(Raw records)
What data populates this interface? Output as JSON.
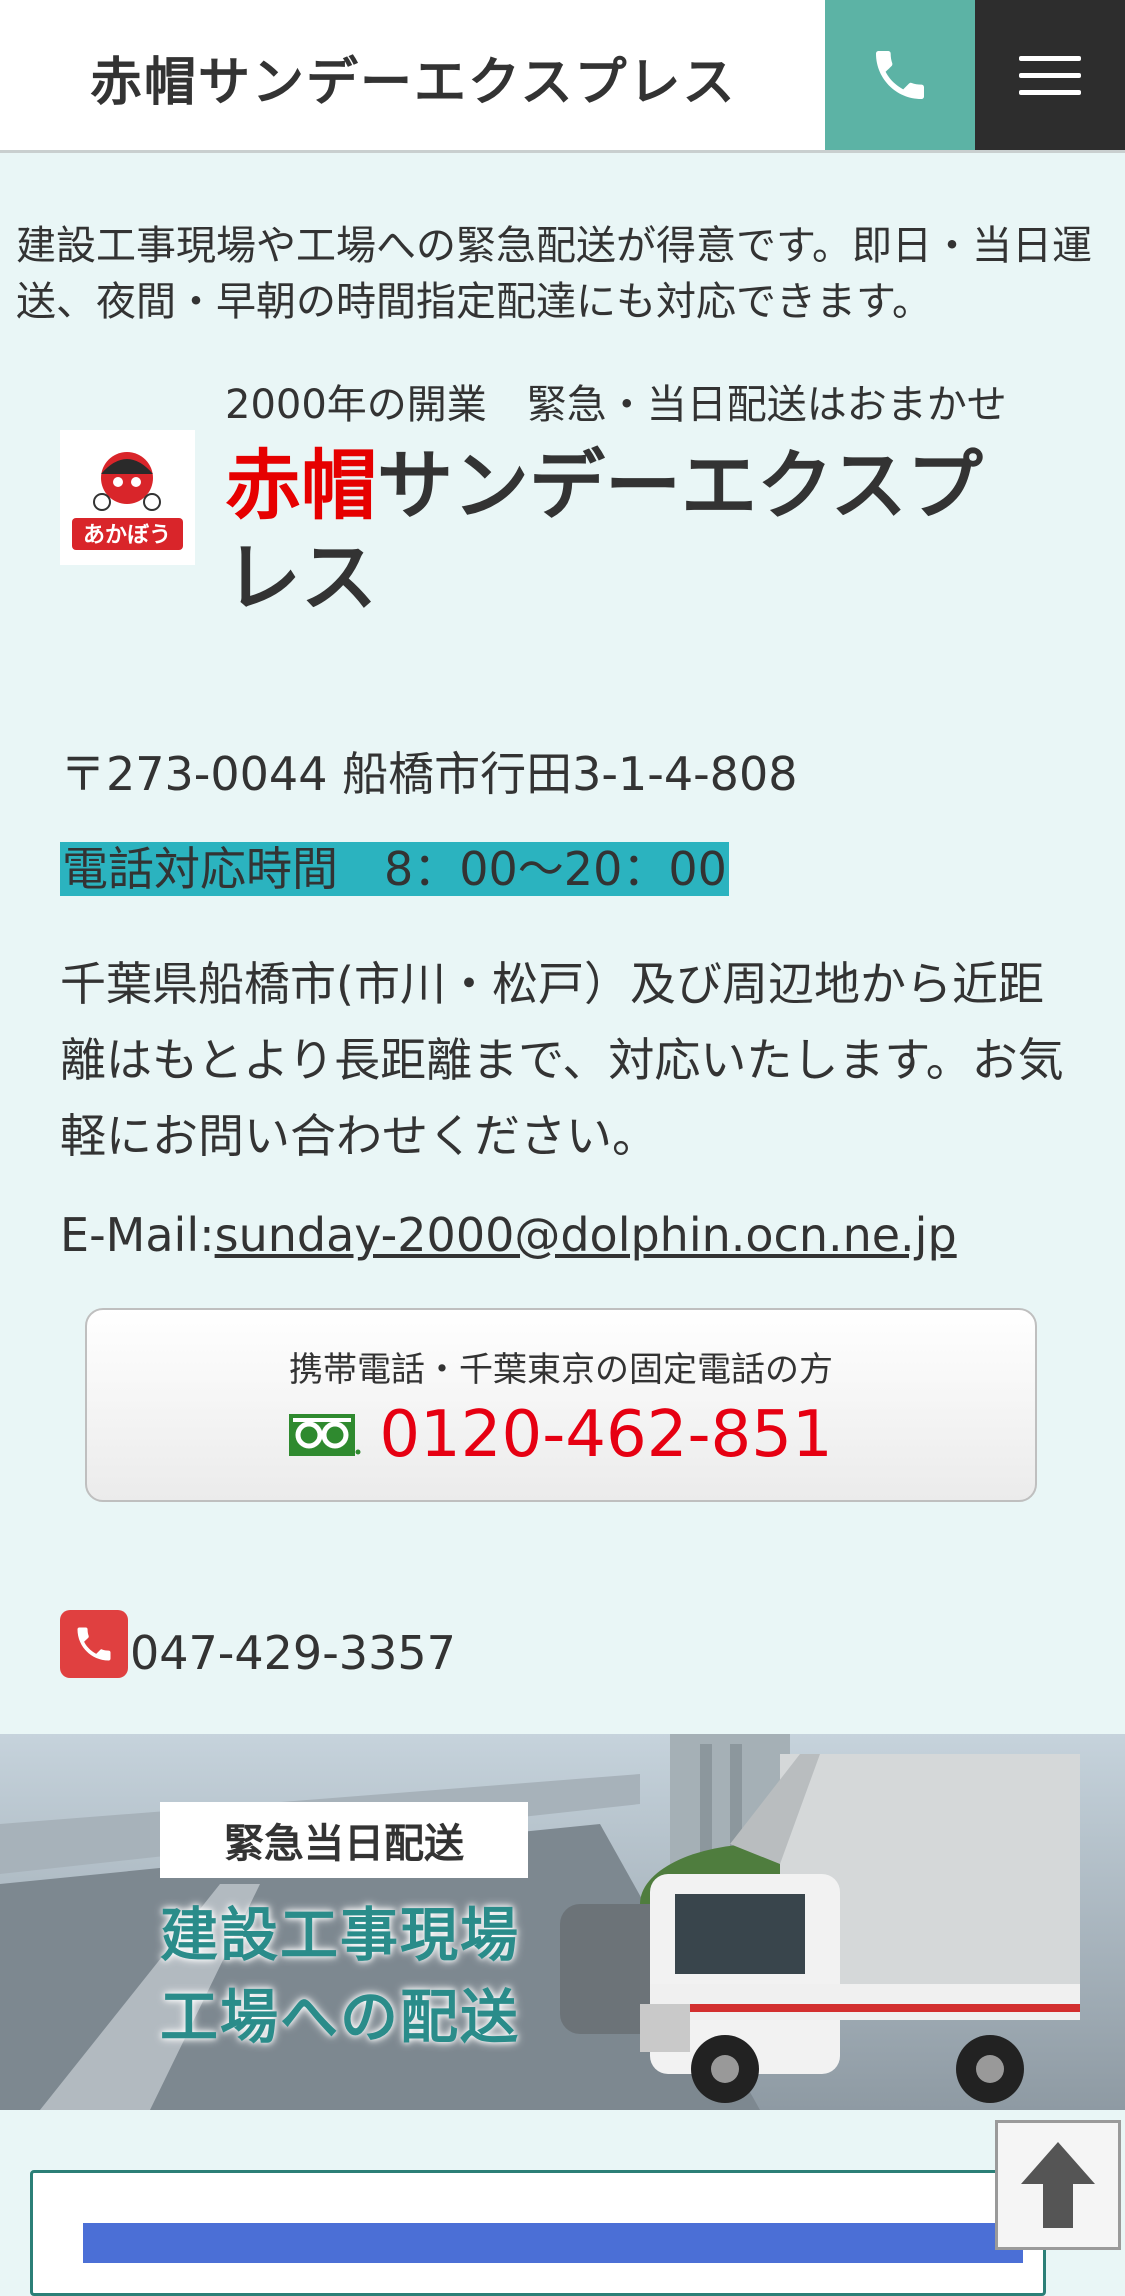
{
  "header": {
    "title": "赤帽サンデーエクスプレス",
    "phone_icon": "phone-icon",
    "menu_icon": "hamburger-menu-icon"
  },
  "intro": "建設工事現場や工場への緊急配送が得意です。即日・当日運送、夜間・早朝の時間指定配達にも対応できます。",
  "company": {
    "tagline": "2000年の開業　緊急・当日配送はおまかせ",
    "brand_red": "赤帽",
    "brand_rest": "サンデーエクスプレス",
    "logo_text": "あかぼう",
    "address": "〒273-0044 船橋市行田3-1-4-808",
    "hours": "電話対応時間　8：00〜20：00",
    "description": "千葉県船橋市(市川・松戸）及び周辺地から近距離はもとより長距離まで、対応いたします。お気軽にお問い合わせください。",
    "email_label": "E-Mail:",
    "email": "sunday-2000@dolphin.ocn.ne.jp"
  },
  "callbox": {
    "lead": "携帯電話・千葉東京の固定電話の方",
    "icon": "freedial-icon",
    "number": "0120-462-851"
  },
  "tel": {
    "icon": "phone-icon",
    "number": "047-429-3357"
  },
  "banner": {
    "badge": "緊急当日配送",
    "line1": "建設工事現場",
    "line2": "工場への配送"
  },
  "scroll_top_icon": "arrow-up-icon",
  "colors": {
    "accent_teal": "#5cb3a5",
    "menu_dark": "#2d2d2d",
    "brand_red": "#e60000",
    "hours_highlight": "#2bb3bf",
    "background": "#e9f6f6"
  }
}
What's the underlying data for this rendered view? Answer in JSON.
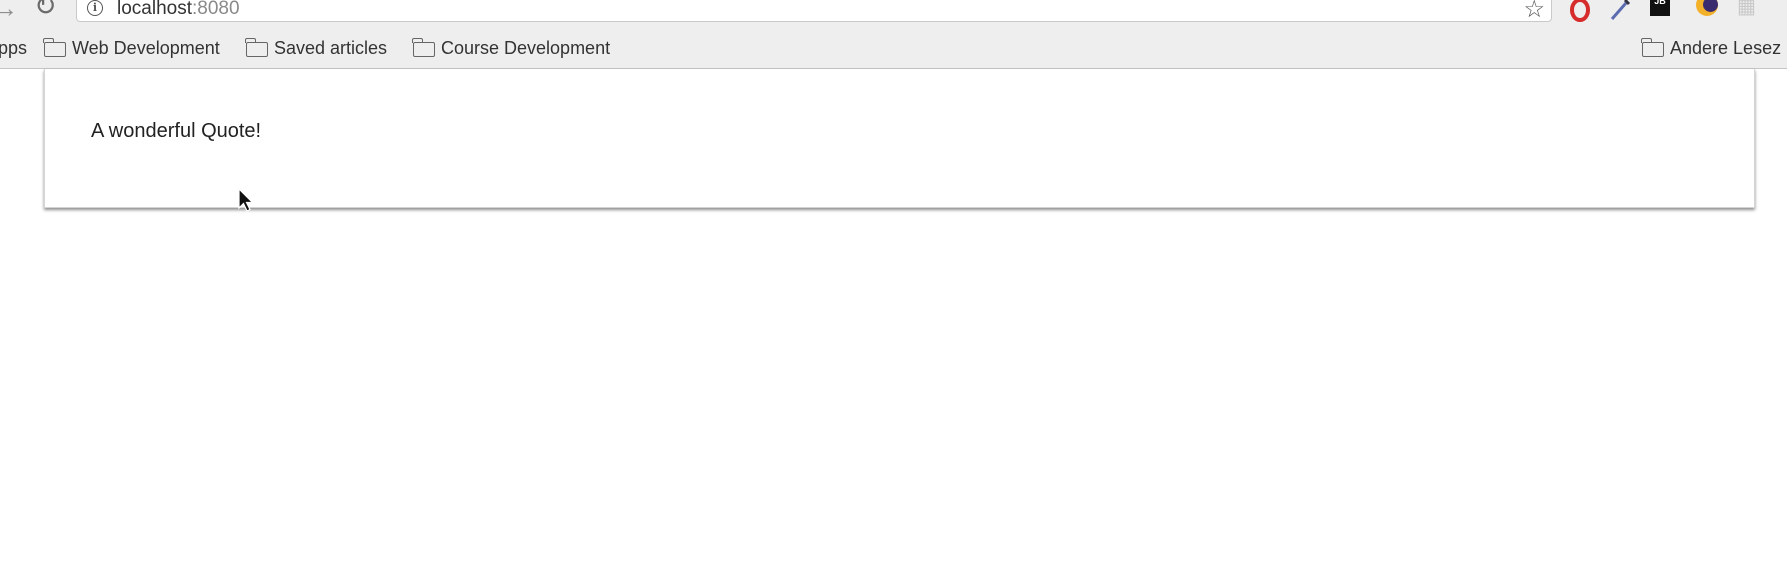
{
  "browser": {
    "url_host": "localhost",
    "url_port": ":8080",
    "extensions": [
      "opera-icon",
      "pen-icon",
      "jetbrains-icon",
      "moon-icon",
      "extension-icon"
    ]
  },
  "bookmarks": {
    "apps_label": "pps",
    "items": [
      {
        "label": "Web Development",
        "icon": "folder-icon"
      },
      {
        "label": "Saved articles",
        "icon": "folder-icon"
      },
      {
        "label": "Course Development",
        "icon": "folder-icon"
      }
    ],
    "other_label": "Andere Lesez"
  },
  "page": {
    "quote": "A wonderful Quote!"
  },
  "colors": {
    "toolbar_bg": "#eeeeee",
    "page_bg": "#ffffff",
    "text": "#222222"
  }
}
...
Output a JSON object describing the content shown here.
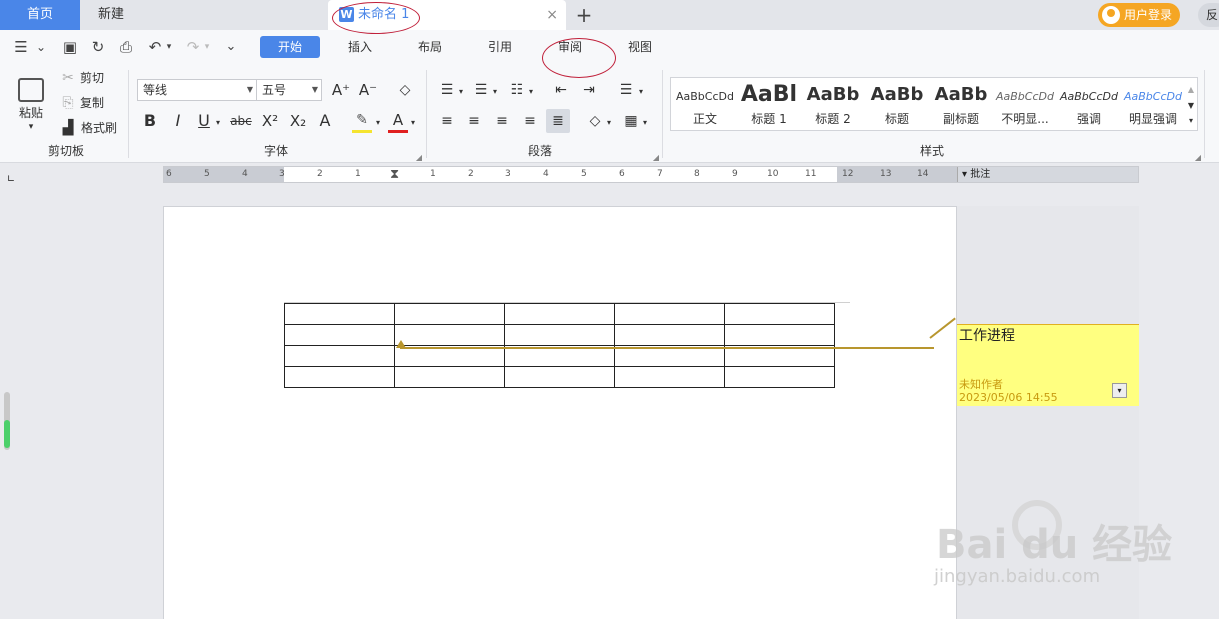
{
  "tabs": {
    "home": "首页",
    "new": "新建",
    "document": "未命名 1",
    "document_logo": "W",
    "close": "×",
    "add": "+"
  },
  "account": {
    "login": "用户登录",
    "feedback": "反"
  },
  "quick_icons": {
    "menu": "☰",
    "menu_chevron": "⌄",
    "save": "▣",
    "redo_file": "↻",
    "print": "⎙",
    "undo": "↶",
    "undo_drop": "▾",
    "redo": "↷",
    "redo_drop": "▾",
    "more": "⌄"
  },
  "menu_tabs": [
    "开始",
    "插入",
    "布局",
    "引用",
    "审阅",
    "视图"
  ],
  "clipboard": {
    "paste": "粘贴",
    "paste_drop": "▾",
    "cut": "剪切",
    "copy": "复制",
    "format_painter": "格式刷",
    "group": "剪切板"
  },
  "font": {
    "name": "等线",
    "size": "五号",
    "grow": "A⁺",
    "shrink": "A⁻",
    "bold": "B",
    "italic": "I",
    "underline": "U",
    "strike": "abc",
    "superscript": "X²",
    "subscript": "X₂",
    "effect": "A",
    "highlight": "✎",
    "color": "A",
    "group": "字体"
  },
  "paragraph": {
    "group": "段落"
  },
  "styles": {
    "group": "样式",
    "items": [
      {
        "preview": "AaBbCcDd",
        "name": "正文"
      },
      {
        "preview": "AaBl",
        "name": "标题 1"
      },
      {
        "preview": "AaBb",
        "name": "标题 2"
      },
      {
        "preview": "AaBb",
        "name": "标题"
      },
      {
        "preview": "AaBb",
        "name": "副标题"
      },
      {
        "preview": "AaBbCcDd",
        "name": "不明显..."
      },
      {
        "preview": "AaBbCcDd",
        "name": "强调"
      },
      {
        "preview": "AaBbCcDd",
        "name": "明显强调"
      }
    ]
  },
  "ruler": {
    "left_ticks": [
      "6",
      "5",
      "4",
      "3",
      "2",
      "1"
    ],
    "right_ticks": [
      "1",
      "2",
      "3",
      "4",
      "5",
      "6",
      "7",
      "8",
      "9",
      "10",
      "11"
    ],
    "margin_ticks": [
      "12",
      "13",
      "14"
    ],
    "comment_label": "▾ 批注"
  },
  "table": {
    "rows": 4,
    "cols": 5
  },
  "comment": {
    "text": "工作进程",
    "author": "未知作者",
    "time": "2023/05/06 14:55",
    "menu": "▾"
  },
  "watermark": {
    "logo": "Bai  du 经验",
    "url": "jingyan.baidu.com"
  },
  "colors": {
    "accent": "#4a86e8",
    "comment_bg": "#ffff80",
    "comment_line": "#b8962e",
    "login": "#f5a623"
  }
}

=== SHORT TASK ===
Wherever "name" shows up in a line, copy that line.

=== SOLUTION FOR THIS PROBLEM ===
    "name": "等线",
        "name": "正文"
        "name": "标题 1"
        "name": "标题 2"
        "name": "标题"
        "name": "副标题"
        "name": "不明显..."
        "name": "强调"
        "name": "明显强调"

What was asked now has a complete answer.